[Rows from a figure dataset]
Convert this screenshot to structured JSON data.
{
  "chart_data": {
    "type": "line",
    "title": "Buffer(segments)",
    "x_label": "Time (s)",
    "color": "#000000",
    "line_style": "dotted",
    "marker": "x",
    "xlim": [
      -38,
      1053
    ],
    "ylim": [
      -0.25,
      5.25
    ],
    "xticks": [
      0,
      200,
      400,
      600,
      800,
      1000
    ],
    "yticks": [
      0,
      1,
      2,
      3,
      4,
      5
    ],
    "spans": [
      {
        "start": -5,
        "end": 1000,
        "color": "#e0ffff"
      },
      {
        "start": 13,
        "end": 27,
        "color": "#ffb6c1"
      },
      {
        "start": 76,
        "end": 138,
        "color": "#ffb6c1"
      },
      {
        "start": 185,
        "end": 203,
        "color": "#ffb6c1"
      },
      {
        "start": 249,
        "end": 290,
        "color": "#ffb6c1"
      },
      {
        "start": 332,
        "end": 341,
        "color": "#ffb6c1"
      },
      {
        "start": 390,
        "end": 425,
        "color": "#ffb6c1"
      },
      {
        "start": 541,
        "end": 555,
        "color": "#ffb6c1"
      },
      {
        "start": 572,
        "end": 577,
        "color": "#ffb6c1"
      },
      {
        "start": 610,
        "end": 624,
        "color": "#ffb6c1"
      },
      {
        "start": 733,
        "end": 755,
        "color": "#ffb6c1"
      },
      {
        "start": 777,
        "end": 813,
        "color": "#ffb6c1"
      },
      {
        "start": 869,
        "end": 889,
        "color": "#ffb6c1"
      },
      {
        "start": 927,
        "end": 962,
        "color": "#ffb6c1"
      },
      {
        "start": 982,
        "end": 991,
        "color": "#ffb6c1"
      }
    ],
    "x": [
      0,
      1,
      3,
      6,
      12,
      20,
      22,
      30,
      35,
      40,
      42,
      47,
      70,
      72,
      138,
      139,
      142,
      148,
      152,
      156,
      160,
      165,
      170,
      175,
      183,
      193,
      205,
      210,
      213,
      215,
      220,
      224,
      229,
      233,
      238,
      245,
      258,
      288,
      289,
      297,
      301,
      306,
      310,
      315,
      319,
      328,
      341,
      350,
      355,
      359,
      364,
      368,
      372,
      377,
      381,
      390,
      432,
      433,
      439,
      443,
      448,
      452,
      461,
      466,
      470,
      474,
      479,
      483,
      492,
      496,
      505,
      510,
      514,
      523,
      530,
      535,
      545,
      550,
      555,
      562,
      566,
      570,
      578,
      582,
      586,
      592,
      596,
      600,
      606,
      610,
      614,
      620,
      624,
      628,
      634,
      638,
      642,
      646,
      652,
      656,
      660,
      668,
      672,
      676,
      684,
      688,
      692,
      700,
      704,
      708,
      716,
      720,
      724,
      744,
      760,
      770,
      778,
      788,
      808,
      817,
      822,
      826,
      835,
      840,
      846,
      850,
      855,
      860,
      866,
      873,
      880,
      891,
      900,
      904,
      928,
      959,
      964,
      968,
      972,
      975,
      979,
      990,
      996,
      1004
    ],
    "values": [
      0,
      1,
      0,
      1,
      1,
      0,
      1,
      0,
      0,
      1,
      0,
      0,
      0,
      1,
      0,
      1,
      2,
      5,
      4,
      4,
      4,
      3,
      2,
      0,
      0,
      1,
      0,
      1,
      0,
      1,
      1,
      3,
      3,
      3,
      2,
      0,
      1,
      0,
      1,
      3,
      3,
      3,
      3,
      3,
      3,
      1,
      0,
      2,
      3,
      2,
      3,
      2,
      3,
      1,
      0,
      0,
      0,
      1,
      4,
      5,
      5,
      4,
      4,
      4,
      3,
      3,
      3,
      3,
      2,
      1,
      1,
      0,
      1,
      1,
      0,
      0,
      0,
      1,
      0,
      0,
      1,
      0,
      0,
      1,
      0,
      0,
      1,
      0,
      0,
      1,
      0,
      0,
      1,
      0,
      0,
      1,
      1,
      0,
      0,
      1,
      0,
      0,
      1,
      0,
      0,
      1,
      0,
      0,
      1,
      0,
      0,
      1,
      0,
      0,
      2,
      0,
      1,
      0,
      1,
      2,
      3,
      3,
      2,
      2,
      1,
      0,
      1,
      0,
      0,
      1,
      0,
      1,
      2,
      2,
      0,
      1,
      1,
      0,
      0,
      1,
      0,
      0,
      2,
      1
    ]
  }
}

**Task goal**
Nothing may be left out: return each entry exactly as it reads.

**Task solution**
Convert this screenshot to structured JSON data.
{
  "chart_data": {
    "type": "line",
    "title": "Buffer(segments)",
    "x_label": "Time (s)",
    "color": "#000000",
    "line_style": "dotted",
    "marker": "x",
    "xlim": [
      -38,
      1053
    ],
    "ylim": [
      -0.25,
      5.25
    ],
    "xticks": [
      0,
      200,
      400,
      600,
      800,
      1000
    ],
    "yticks": [
      0,
      1,
      2,
      3,
      4,
      5
    ],
    "spans": [
      {
        "start": -5,
        "end": 1000,
        "color": "#e0ffff"
      },
      {
        "start": 13,
        "end": 27,
        "color": "#ffb6c1"
      },
      {
        "start": 76,
        "end": 138,
        "color": "#ffb6c1"
      },
      {
        "start": 185,
        "end": 203,
        "color": "#ffb6c1"
      },
      {
        "start": 249,
        "end": 290,
        "color": "#ffb6c1"
      },
      {
        "start": 332,
        "end": 341,
        "color": "#ffb6c1"
      },
      {
        "start": 390,
        "end": 425,
        "color": "#ffb6c1"
      },
      {
        "start": 541,
        "end": 555,
        "color": "#ffb6c1"
      },
      {
        "start": 572,
        "end": 577,
        "color": "#ffb6c1"
      },
      {
        "start": 610,
        "end": 624,
        "color": "#ffb6c1"
      },
      {
        "start": 733,
        "end": 755,
        "color": "#ffb6c1"
      },
      {
        "start": 777,
        "end": 813,
        "color": "#ffb6c1"
      },
      {
        "start": 869,
        "end": 889,
        "color": "#ffb6c1"
      },
      {
        "start": 927,
        "end": 962,
        "color": "#ffb6c1"
      },
      {
        "start": 982,
        "end": 991,
        "color": "#ffb6c1"
      }
    ],
    "x": [
      0,
      1,
      3,
      6,
      12,
      20,
      22,
      30,
      35,
      40,
      42,
      47,
      70,
      72,
      138,
      139,
      142,
      148,
      152,
      156,
      160,
      165,
      170,
      175,
      183,
      193,
      205,
      210,
      213,
      215,
      220,
      224,
      229,
      233,
      238,
      245,
      258,
      288,
      289,
      297,
      301,
      306,
      310,
      315,
      319,
      328,
      341,
      350,
      355,
      359,
      364,
      368,
      372,
      377,
      381,
      390,
      432,
      433,
      439,
      443,
      448,
      452,
      461,
      466,
      470,
      474,
      479,
      483,
      492,
      496,
      505,
      510,
      514,
      523,
      530,
      535,
      545,
      550,
      555,
      562,
      566,
      570,
      578,
      582,
      586,
      592,
      596,
      600,
      606,
      610,
      614,
      620,
      624,
      628,
      634,
      638,
      642,
      646,
      652,
      656,
      660,
      668,
      672,
      676,
      684,
      688,
      692,
      700,
      704,
      708,
      716,
      720,
      724,
      744,
      760,
      770,
      778,
      788,
      808,
      817,
      822,
      826,
      835,
      840,
      846,
      850,
      855,
      860,
      866,
      873,
      880,
      891,
      900,
      904,
      928,
      959,
      964,
      968,
      972,
      975,
      979,
      990,
      996,
      1004
    ],
    "values": [
      0,
      1,
      0,
      1,
      1,
      0,
      1,
      0,
      0,
      1,
      0,
      0,
      0,
      1,
      0,
      1,
      2,
      5,
      4,
      4,
      4,
      3,
      2,
      0,
      0,
      1,
      0,
      1,
      0,
      1,
      1,
      3,
      3,
      3,
      2,
      0,
      1,
      0,
      1,
      3,
      3,
      3,
      3,
      3,
      3,
      1,
      0,
      2,
      3,
      2,
      3,
      2,
      3,
      1,
      0,
      0,
      0,
      1,
      4,
      5,
      5,
      4,
      4,
      4,
      3,
      3,
      3,
      3,
      2,
      1,
      1,
      0,
      1,
      1,
      0,
      0,
      0,
      1,
      0,
      0,
      1,
      0,
      0,
      1,
      0,
      0,
      1,
      0,
      0,
      1,
      0,
      0,
      1,
      0,
      0,
      1,
      1,
      0,
      0,
      1,
      0,
      0,
      1,
      0,
      0,
      1,
      0,
      0,
      1,
      0,
      0,
      1,
      0,
      0,
      2,
      0,
      1,
      0,
      1,
      2,
      3,
      3,
      2,
      2,
      1,
      0,
      1,
      0,
      0,
      1,
      0,
      1,
      2,
      2,
      0,
      1,
      1,
      0,
      0,
      1,
      0,
      0,
      2,
      1
    ]
  }
}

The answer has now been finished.